Can you reproduce every line of the items below verbatim, omitting the pictures?

Region and label listings
--------
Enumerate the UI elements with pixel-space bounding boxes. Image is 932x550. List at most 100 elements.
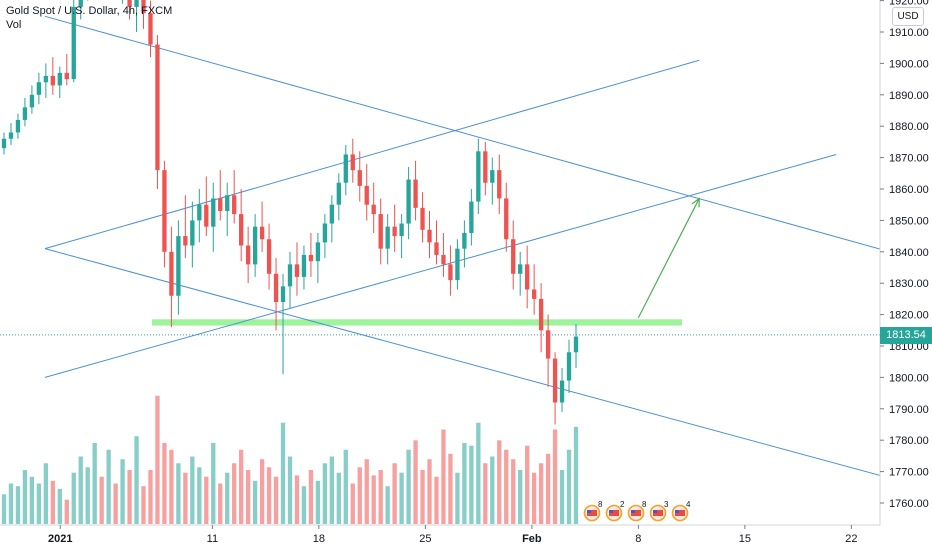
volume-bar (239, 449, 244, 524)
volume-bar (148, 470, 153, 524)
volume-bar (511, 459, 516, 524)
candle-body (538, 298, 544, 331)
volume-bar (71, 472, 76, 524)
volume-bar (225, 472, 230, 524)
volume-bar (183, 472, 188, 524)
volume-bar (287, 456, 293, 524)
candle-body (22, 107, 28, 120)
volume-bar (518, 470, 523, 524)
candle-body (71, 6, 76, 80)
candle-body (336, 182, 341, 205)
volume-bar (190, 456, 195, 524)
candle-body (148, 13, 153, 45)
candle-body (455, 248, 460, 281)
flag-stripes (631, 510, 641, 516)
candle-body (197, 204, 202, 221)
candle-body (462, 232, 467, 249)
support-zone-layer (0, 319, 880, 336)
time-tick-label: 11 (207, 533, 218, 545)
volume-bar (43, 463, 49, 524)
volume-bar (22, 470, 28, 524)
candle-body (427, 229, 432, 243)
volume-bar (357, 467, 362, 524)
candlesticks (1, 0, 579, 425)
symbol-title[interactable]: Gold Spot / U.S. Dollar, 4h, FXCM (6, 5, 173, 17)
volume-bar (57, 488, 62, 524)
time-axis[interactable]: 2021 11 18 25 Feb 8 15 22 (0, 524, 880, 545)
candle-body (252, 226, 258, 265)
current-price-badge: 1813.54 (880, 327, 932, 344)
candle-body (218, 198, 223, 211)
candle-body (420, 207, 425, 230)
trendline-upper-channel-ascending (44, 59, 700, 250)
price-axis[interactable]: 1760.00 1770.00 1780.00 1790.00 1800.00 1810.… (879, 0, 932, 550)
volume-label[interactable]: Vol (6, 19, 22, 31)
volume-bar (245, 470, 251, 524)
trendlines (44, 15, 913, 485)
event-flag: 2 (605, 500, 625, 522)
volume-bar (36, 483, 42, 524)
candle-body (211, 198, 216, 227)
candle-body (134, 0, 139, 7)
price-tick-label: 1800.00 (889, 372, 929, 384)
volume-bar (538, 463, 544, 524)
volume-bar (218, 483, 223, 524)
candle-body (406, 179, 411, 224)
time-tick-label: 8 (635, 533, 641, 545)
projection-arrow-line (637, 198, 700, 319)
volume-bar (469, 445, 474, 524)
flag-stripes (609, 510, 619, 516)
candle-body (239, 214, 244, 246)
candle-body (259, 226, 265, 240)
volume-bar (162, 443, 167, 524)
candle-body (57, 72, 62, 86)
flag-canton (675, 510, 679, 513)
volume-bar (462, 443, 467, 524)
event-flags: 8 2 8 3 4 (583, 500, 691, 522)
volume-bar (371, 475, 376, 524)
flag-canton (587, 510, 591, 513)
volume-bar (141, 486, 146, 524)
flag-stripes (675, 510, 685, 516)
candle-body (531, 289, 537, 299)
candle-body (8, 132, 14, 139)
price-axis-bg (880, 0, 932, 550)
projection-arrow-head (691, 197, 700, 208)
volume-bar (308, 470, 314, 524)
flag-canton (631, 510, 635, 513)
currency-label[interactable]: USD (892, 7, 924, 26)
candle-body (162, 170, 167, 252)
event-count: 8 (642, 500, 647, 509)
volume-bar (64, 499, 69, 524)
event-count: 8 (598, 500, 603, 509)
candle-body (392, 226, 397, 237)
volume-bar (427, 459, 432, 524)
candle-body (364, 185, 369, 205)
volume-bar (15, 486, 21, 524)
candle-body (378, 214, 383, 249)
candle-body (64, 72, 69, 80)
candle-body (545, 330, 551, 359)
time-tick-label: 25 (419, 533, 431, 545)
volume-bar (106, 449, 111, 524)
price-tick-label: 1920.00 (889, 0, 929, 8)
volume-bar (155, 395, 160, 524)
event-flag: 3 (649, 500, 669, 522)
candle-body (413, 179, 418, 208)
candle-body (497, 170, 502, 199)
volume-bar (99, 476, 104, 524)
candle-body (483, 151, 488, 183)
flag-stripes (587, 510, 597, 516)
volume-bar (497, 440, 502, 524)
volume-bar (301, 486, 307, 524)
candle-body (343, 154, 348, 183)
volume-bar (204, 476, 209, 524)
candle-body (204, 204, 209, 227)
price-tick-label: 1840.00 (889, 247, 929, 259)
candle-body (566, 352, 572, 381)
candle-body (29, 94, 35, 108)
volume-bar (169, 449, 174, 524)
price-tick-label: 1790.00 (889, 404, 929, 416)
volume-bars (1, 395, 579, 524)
--------
__FINAL RESULT__
Enumerate the UI elements with pixel-space bounding boxes. Image is 932x550. List at most 100 elements.
volume-bar (239, 449, 244, 524)
volume-bar (148, 470, 153, 524)
volume-bar (511, 459, 516, 524)
candle-body (538, 298, 544, 331)
volume-bar (71, 472, 76, 524)
volume-bar (225, 472, 230, 524)
volume-bar (183, 472, 188, 524)
volume-bar (287, 456, 293, 524)
candle-body (22, 107, 28, 120)
volume-bar (518, 470, 523, 524)
candle-body (71, 6, 76, 80)
candle-body (336, 182, 341, 205)
volume-bar (190, 456, 195, 524)
candle-body (148, 13, 153, 45)
candle-body (455, 248, 460, 281)
flag-stripes (631, 510, 641, 516)
candle-body (197, 204, 202, 221)
candle-body (462, 232, 467, 249)
support-zone-layer (0, 319, 880, 336)
time-tick-label: 11 (207, 533, 218, 545)
volume-bar (43, 463, 49, 524)
volume-bar (22, 470, 28, 524)
candle-body (427, 229, 432, 243)
volume-bar (357, 467, 362, 524)
candlesticks (1, 0, 579, 425)
symbol-title[interactable]: Gold Spot / U.S. Dollar, 4h, FXCM (6, 5, 173, 17)
volume-bar (57, 488, 62, 524)
time-axis[interactable]: 2021 11 18 25 Feb 8 15 22 (0, 524, 880, 545)
candle-body (252, 226, 258, 265)
current-price-badge: 1813.54 (880, 327, 932, 344)
candle-body (218, 198, 223, 211)
candle-body (420, 207, 425, 230)
trendline-upper-channel-ascending (44, 59, 700, 250)
price-axis[interactable]: 1760.00 1770.00 1780.00 1790.00 1800.00 1810.… (879, 0, 932, 550)
volume-label[interactable]: Vol (6, 19, 22, 31)
volume-bar (245, 470, 251, 524)
trendlines (44, 15, 913, 485)
event-flag: 2 (605, 500, 625, 522)
volume-bar (36, 483, 42, 524)
candle-body (211, 198, 216, 227)
candle-body (134, 0, 139, 7)
price-tick-label: 1800.00 (889, 372, 929, 384)
volume-bar (538, 463, 544, 524)
volume-bar (218, 483, 223, 524)
candle-body (406, 179, 411, 224)
time-tick-label: 8 (635, 533, 641, 545)
projection-arrow-line (637, 198, 700, 319)
volume-bar (469, 445, 474, 524)
flag-stripes (609, 510, 619, 516)
candle-body (239, 214, 244, 246)
candle-body (259, 226, 265, 240)
volume-bar (162, 443, 167, 524)
candle-body (57, 72, 62, 86)
flag-canton (675, 510, 679, 513)
volume-bar (462, 443, 467, 524)
event-flags: 8 2 8 3 4 (583, 500, 691, 522)
volume-bar (371, 475, 376, 524)
flag-canton (587, 510, 591, 513)
volume-bar (141, 486, 146, 524)
flag-stripes (675, 510, 685, 516)
candle-body (531, 289, 537, 299)
candle-body (8, 132, 14, 139)
price-axis-bg (880, 0, 932, 550)
projection-arrow-head (691, 197, 700, 208)
volume-bar (308, 470, 314, 524)
flag-canton (631, 510, 635, 513)
currency-label[interactable]: USD (892, 7, 924, 26)
candle-body (162, 170, 167, 252)
event-count: 8 (642, 500, 647, 509)
volume-bar (64, 499, 69, 524)
event-count: 8 (598, 500, 603, 509)
candle-body (392, 226, 397, 237)
volume-bar (427, 459, 432, 524)
candle-body (364, 185, 369, 205)
volume-bar (15, 486, 21, 524)
candle-body (378, 214, 383, 249)
candle-body (64, 72, 69, 80)
candle-body (545, 330, 551, 359)
time-tick-label: 25 (419, 533, 431, 545)
volume-bar (106, 449, 111, 524)
price-tick-label: 1920.00 (889, 0, 929, 8)
volume-bar (155, 395, 160, 524)
event-flag: 3 (649, 500, 669, 522)
candle-body (413, 179, 418, 208)
candle-body (497, 170, 502, 199)
volume-bar (99, 476, 104, 524)
candle-body (483, 151, 488, 183)
flag-stripes (587, 510, 597, 516)
volume-bar (497, 440, 502, 524)
volume-bar (301, 486, 307, 524)
candle-body (343, 154, 348, 183)
volume-bar (204, 476, 209, 524)
candle-body (204, 204, 209, 227)
price-tick-label: 1840.00 (889, 247, 929, 259)
candle-body (566, 352, 572, 381)
candle-body (29, 94, 35, 108)
volume-bar (169, 449, 174, 524)
price-tick-label: 1790.00 (889, 404, 929, 416)
volume-bars (1, 395, 579, 524)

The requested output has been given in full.